[Recorded data]
*****
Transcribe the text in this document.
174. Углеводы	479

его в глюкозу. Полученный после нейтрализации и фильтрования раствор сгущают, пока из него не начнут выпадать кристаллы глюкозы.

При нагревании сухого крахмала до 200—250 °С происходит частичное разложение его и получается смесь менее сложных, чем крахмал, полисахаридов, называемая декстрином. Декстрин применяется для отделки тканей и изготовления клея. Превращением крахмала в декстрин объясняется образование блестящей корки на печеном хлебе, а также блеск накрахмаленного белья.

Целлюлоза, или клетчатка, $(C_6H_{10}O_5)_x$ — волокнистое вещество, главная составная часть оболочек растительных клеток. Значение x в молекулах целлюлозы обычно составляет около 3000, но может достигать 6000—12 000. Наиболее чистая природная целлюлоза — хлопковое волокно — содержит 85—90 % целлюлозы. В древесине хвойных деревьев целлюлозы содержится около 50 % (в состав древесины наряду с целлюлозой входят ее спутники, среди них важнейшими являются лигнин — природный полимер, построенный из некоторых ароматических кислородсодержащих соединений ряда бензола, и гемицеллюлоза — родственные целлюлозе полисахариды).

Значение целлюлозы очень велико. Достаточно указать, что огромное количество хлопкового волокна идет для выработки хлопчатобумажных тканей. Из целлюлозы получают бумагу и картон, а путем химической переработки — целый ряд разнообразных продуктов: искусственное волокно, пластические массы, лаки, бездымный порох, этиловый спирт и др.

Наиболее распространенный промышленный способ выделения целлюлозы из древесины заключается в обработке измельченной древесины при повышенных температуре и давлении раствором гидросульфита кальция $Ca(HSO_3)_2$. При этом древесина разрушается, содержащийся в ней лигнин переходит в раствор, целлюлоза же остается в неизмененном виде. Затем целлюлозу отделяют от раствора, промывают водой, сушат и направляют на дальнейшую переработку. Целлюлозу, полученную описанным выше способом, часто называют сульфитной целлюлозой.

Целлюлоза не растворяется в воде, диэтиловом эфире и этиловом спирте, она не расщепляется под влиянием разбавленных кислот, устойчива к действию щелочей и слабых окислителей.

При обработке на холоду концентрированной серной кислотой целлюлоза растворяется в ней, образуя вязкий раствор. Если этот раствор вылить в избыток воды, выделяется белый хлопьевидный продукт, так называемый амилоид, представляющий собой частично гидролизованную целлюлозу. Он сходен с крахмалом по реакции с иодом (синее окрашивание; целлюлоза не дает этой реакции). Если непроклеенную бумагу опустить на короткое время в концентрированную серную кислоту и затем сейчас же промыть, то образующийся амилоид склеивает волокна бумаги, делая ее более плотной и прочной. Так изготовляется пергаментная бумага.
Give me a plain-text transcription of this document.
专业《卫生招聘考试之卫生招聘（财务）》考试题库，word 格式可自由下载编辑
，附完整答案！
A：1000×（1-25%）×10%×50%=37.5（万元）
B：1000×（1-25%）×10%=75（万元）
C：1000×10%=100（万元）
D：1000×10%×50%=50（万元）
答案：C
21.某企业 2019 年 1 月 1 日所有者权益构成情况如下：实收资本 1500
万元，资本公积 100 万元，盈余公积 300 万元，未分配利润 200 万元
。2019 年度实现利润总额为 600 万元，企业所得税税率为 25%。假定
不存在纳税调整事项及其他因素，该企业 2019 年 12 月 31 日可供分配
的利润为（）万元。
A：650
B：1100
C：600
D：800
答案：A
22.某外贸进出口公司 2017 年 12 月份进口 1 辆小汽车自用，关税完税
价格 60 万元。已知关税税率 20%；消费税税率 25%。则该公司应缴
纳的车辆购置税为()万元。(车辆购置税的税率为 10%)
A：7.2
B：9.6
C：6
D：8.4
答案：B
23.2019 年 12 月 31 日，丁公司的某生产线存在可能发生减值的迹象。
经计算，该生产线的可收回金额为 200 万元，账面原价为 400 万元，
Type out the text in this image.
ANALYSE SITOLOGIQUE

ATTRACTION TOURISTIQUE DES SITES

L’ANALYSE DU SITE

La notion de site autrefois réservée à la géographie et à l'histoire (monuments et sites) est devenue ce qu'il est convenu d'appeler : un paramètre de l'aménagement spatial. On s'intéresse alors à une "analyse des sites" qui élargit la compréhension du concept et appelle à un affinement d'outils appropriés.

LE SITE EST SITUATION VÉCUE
*****
[EXERCISE GOAL]
Write out every line exactly as it stands.

[FINAL ANSWER]
Transcribe the text in this document.
174. Углеводы	479

его в глюкозу. Полученный после нейтрализации и фильтрования раствор сгущают, пока из него не начнут выпадать кристаллы глюкозы.

При нагревании сухого крахмала до 200—250 °С происходит частичное разложение его и получается смесь менее сложных, чем крахмал, полисахаридов, называемая декстрином. Декстрин применяется для отделки тканей и изготовления клея. Превращением крахмала в декстрин объясняется образование блестящей корки на печеном хлебе, а также блеск накрахмаленного белья.

Целлюлоза, или клетчатка, $(C_6H_{10}O_5)_x$ — волокнистое вещество, главная составная часть оболочек растительных клеток. Значение x в молекулах целлюлозы обычно составляет около 3000, но может достигать 6000—12 000. Наиболее чистая природная целлюлоза — хлопковое волокно — содержит 85—90 % целлюлозы. В древесине хвойных деревьев целлюлозы содержится около 50 % (в состав древесины наряду с целлюлозой входят ее спутники, среди них важнейшими являются лигнин — природный полимер, построенный из некоторых ароматических кислородсодержащих соединений ряда бензола, и гемицеллюлоза — родственные целлюлозе полисахариды).

Значение целлюлозы очень велико. Достаточно указать, что огромное количество хлопкового волокна идет для выработки хлопчатобумажных тканей. Из целлюлозы получают бумагу и картон, а путем химической переработки — целый ряд разнообразных продуктов: искусственное волокно, пластические массы, лаки, бездымный порох, этиловый спирт и др.

Наиболее распространенный промышленный способ выделения целлюлозы из древесины заключается в обработке измельченной древесины при повышенных температуре и давлении раствором гидросульфита кальция $Ca(HSO_3)_2$. При этом древесина разрушается, содержащийся в ней лигнин переходит в раствор, целлюлоза же остается в неизмененном виде. Затем целлюлозу отделяют от раствора, промывают водой, сушат и направляют на дальнейшую переработку. Целлюлозу, полученную описанным выше способом, часто называют сульфитной целлюлозой.

Целлюлоза не растворяется в воде, диэтиловом эфире и этиловом спирте, она не расщепляется под влиянием разбавленных кислот, устойчива к действию щелочей и слабых окислителей.

При обработке на холоду концентрированной серной кислотой целлюлоза растворяется в ней, образуя вязкий раствор. Если этот раствор вылить в избыток воды, выделяется белый хлопьевидный продукт, так называемый амилоид, представляющий собой частично гидролизованную целлюлозу. Он сходен с крахмалом по реакции с иодом (синее окрашивание; целлюлоза не дает этой реакции). Если непроклеенную бумагу опустить на короткое время в концентрированную серную кислоту и затем сейчас же промыть, то образующийся амилоид склеивает волокна бумаги, делая ее более плотной и прочной. Так изготовляется пергаментная бумага.
Give me a plain-text transcription of this document.
专业《卫生招聘考试之卫生招聘（财务）》考试题库，word 格式可自由下载编辑
，附完整答案！
A：1000×（1-25%）×10%×50%=37.5（万元）
B：1000×（1-25%）×10%=75（万元）
C：1000×10%=100（万元）
D：1000×10%×50%=50（万元）
答案：C
21.某企业 2019 年 1 月 1 日所有者权益构成情况如下：实收资本 1500
万元，资本公积 100 万元，盈余公积 300 万元，未分配利润 200 万元
。2019 年度实现利润总额为 600 万元，企业所得税税率为 25%。假定
不存在纳税调整事项及其他因素，该企业 2019 年 12 月 31 日可供分配
的利润为（）万元。
A：650
B：1100
C：600
D：800
答案：A
22.某外贸进出口公司 2017 年 12 月份进口 1 辆小汽车自用，关税完税
价格 60 万元。已知关税税率 20%；消费税税率 25%。则该公司应缴
纳的车辆购置税为()万元。(车辆购置税的税率为 10%)
A：7.2
B：9.6
C：6
D：8.4
答案：B
23.2019 年 12 月 31 日，丁公司的某生产线存在可能发生减值的迹象。
经计算，该生产线的可收回金额为 200 万元，账面原价为 400 万元，
Type out the text in this image.
ANALYSE SITOLOGIQUE

ATTRACTION TOURISTIQUE DES SITES

L’ANALYSE DU SITE

La notion de site autrefois réservée à la géographie et à l'histoire (monuments et sites) est devenue ce qu'il est convenu d'appeler : un paramètre de l'aménagement spatial. On s'intéresse alors à une "analyse des sites" qui élargit la compréhension du concept et appelle à un affinement d'outils appropriés.

LE SITE EST SITUATION VÉCUE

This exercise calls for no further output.